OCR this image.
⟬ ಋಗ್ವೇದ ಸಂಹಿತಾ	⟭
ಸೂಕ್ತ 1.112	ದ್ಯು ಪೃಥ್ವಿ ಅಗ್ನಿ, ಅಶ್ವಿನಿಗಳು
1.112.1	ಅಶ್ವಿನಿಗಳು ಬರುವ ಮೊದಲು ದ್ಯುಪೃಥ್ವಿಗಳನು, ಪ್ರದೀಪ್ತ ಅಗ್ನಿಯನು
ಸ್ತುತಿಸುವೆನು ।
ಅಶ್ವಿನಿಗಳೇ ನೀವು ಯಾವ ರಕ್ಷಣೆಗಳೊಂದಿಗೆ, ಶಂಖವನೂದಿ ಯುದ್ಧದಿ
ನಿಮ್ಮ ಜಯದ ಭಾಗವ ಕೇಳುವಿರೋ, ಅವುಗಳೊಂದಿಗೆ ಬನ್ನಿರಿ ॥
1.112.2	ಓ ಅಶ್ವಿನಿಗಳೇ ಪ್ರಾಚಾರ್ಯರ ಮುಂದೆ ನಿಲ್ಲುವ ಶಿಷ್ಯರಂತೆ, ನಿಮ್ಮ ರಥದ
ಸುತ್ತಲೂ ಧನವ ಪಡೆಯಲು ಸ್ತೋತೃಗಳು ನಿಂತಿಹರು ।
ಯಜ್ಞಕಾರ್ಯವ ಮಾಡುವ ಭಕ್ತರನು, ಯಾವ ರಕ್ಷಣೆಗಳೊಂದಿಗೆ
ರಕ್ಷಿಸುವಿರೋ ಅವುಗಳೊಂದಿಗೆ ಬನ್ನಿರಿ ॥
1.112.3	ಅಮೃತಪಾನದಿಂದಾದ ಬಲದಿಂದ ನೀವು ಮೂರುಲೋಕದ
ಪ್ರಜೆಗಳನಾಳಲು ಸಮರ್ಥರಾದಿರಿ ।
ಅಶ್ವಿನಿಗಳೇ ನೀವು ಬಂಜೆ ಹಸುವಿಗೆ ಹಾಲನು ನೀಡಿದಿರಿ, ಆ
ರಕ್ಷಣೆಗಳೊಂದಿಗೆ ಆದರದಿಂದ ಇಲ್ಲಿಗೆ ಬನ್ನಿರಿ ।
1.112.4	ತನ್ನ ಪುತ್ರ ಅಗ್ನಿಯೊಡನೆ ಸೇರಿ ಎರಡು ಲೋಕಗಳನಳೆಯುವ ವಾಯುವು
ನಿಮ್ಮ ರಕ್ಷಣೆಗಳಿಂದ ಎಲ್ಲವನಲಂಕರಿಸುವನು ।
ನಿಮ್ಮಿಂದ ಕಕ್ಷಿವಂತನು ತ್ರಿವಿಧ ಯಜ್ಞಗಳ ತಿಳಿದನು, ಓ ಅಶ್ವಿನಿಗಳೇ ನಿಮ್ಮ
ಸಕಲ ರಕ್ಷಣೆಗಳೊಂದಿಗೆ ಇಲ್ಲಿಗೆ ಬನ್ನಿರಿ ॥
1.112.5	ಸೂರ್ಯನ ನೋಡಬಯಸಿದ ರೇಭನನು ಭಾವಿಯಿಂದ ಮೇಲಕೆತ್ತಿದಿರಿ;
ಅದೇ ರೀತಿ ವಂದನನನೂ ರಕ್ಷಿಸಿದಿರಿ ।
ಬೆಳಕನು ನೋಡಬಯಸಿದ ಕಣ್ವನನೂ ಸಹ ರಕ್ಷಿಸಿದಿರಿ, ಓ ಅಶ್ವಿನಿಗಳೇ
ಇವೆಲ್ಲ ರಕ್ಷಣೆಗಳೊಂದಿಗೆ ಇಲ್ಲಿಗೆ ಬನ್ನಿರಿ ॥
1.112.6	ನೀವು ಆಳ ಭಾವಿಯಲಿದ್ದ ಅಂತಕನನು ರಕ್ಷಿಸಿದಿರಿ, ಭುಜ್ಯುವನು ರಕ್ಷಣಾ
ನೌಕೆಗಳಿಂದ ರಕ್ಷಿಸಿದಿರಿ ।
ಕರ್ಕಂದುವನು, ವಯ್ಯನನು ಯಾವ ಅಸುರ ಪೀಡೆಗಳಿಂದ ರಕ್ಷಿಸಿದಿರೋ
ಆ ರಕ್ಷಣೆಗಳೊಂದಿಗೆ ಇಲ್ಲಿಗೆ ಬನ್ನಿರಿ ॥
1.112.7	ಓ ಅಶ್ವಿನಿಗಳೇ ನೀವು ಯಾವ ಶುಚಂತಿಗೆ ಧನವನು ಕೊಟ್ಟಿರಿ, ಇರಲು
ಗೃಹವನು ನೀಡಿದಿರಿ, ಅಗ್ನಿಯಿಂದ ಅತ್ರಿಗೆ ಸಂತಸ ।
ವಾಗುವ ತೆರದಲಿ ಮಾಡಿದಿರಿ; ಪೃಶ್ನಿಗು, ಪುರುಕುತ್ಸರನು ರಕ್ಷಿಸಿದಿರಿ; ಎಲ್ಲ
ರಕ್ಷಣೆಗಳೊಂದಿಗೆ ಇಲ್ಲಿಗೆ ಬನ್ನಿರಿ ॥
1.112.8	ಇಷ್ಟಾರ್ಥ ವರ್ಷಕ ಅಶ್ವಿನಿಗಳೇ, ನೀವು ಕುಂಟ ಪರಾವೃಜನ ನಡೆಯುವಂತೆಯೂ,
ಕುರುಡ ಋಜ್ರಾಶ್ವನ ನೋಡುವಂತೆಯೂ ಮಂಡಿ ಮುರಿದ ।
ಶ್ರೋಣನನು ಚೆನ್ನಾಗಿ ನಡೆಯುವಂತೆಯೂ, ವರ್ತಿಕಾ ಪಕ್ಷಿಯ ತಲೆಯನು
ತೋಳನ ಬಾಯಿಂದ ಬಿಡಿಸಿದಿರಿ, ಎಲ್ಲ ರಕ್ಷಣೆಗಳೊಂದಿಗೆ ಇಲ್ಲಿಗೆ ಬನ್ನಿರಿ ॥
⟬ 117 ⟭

######

_Task objective_
Take the entries and copy them out exactly.

_Answer to this exercise_
OCR this image.
⟬ ಋಗ್ವೇದ ಸಂಹಿತಾ	⟭
ಸೂಕ್ತ 1.112	ದ್ಯು ಪೃಥ್ವಿ ಅಗ್ನಿ, ಅಶ್ವಿನಿಗಳು
1.112.1	ಅಶ್ವಿನಿಗಳು ಬರುವ ಮೊದಲು ದ್ಯುಪೃಥ್ವಿಗಳನು, ಪ್ರದೀಪ್ತ ಅಗ್ನಿಯನು
ಸ್ತುತಿಸುವೆನು ।
ಅಶ್ವಿನಿಗಳೇ ನೀವು ಯಾವ ರಕ್ಷಣೆಗಳೊಂದಿಗೆ, ಶಂಖವನೂದಿ ಯುದ್ಧದಿ
ನಿಮ್ಮ ಜಯದ ಭಾಗವ ಕೇಳುವಿರೋ, ಅವುಗಳೊಂದಿಗೆ ಬನ್ನಿರಿ ॥
1.112.2	ಓ ಅಶ್ವಿನಿಗಳೇ ಪ್ರಾಚಾರ್ಯರ ಮುಂದೆ ನಿಲ್ಲುವ ಶಿಷ್ಯರಂತೆ, ನಿಮ್ಮ ರಥದ
ಸುತ್ತಲೂ ಧನವ ಪಡೆಯಲು ಸ್ತೋತೃಗಳು ನಿಂತಿಹರು ।
ಯಜ್ಞಕಾರ್ಯವ ಮಾಡುವ ಭಕ್ತರನು, ಯಾವ ರಕ್ಷಣೆಗಳೊಂದಿಗೆ
ರಕ್ಷಿಸುವಿರೋ ಅವುಗಳೊಂದಿಗೆ ಬನ್ನಿರಿ ॥
1.112.3	ಅಮೃತಪಾನದಿಂದಾದ ಬಲದಿಂದ ನೀವು ಮೂರುಲೋಕದ
ಪ್ರಜೆಗಳನಾಳಲು ಸಮರ್ಥರಾದಿರಿ ।
ಅಶ್ವಿನಿಗಳೇ ನೀವು ಬಂಜೆ ಹಸುವಿಗೆ ಹಾಲನು ನೀಡಿದಿರಿ, ಆ
ರಕ್ಷಣೆಗಳೊಂದಿಗೆ ಆದರದಿಂದ ಇಲ್ಲಿಗೆ ಬನ್ನಿರಿ ।
1.112.4	ತನ್ನ ಪುತ್ರ ಅಗ್ನಿಯೊಡನೆ ಸೇರಿ ಎರಡು ಲೋಕಗಳನಳೆಯುವ ವಾಯುವು
ನಿಮ್ಮ ರಕ್ಷಣೆಗಳಿಂದ ಎಲ್ಲವನಲಂಕರಿಸುವನು ।
ನಿಮ್ಮಿಂದ ಕಕ್ಷಿವಂತನು ತ್ರಿವಿಧ ಯಜ್ಞಗಳ ತಿಳಿದನು, ಓ ಅಶ್ವಿನಿಗಳೇ ನಿಮ್ಮ
ಸಕಲ ರಕ್ಷಣೆಗಳೊಂದಿಗೆ ಇಲ್ಲಿಗೆ ಬನ್ನಿರಿ ॥
1.112.5	ಸೂರ್ಯನ ನೋಡಬಯಸಿದ ರೇಭನನು ಭಾವಿಯಿಂದ ಮೇಲಕೆತ್ತಿದಿರಿ;
ಅದೇ ರೀತಿ ವಂದನನನೂ ರಕ್ಷಿಸಿದಿರಿ ।
ಬೆಳಕನು ನೋಡಬಯಸಿದ ಕಣ್ವನನೂ ಸಹ ರಕ್ಷಿಸಿದಿರಿ, ಓ ಅಶ್ವಿನಿಗಳೇ
ಇವೆಲ್ಲ ರಕ್ಷಣೆಗಳೊಂದಿಗೆ ಇಲ್ಲಿಗೆ ಬನ್ನಿರಿ ॥
1.112.6	ನೀವು ಆಳ ಭಾವಿಯಲಿದ್ದ ಅಂತಕನನು ರಕ್ಷಿಸಿದಿರಿ, ಭುಜ್ಯುವನು ರಕ್ಷಣಾ
ನೌಕೆಗಳಿಂದ ರಕ್ಷಿಸಿದಿರಿ ।
ಕರ್ಕಂದುವನು, ವಯ್ಯನನು ಯಾವ ಅಸುರ ಪೀಡೆಗಳಿಂದ ರಕ್ಷಿಸಿದಿರೋ
ಆ ರಕ್ಷಣೆಗಳೊಂದಿಗೆ ಇಲ್ಲಿಗೆ ಬನ್ನಿರಿ ॥
1.112.7	ಓ ಅಶ್ವಿನಿಗಳೇ ನೀವು ಯಾವ ಶುಚಂತಿಗೆ ಧನವನು ಕೊಟ್ಟಿರಿ, ಇರಲು
ಗೃಹವನು ನೀಡಿದಿರಿ, ಅಗ್ನಿಯಿಂದ ಅತ್ರಿಗೆ ಸಂತಸ ।
ವಾಗುವ ತೆರದಲಿ ಮಾಡಿದಿರಿ; ಪೃಶ್ನಿಗು, ಪುರುಕುತ್ಸರನು ರಕ್ಷಿಸಿದಿರಿ; ಎಲ್ಲ
ರಕ್ಷಣೆಗಳೊಂದಿಗೆ ಇಲ್ಲಿಗೆ ಬನ್ನಿರಿ ॥
1.112.8	ಇಷ್ಟಾರ್ಥ ವರ್ಷಕ ಅಶ್ವಿನಿಗಳೇ, ನೀವು ಕುಂಟ ಪರಾವೃಜನ ನಡೆಯುವಂತೆಯೂ,
ಕುರುಡ ಋಜ್ರಾಶ್ವನ ನೋಡುವಂತೆಯೂ ಮಂಡಿ ಮುರಿದ ।
ಶ್ರೋಣನನು ಚೆನ್ನಾಗಿ ನಡೆಯುವಂತೆಯೂ, ವರ್ತಿಕಾ ಪಕ್ಷಿಯ ತಲೆಯನು
ತೋಳನ ಬಾಯಿಂದ ಬಿಡಿಸಿದಿರಿ, ಎಲ್ಲ ರಕ್ಷಣೆಗಳೊಂದಿಗೆ ಇಲ್ಲಿಗೆ ಬನ್ನಿರಿ ॥
⟬ 117 ⟭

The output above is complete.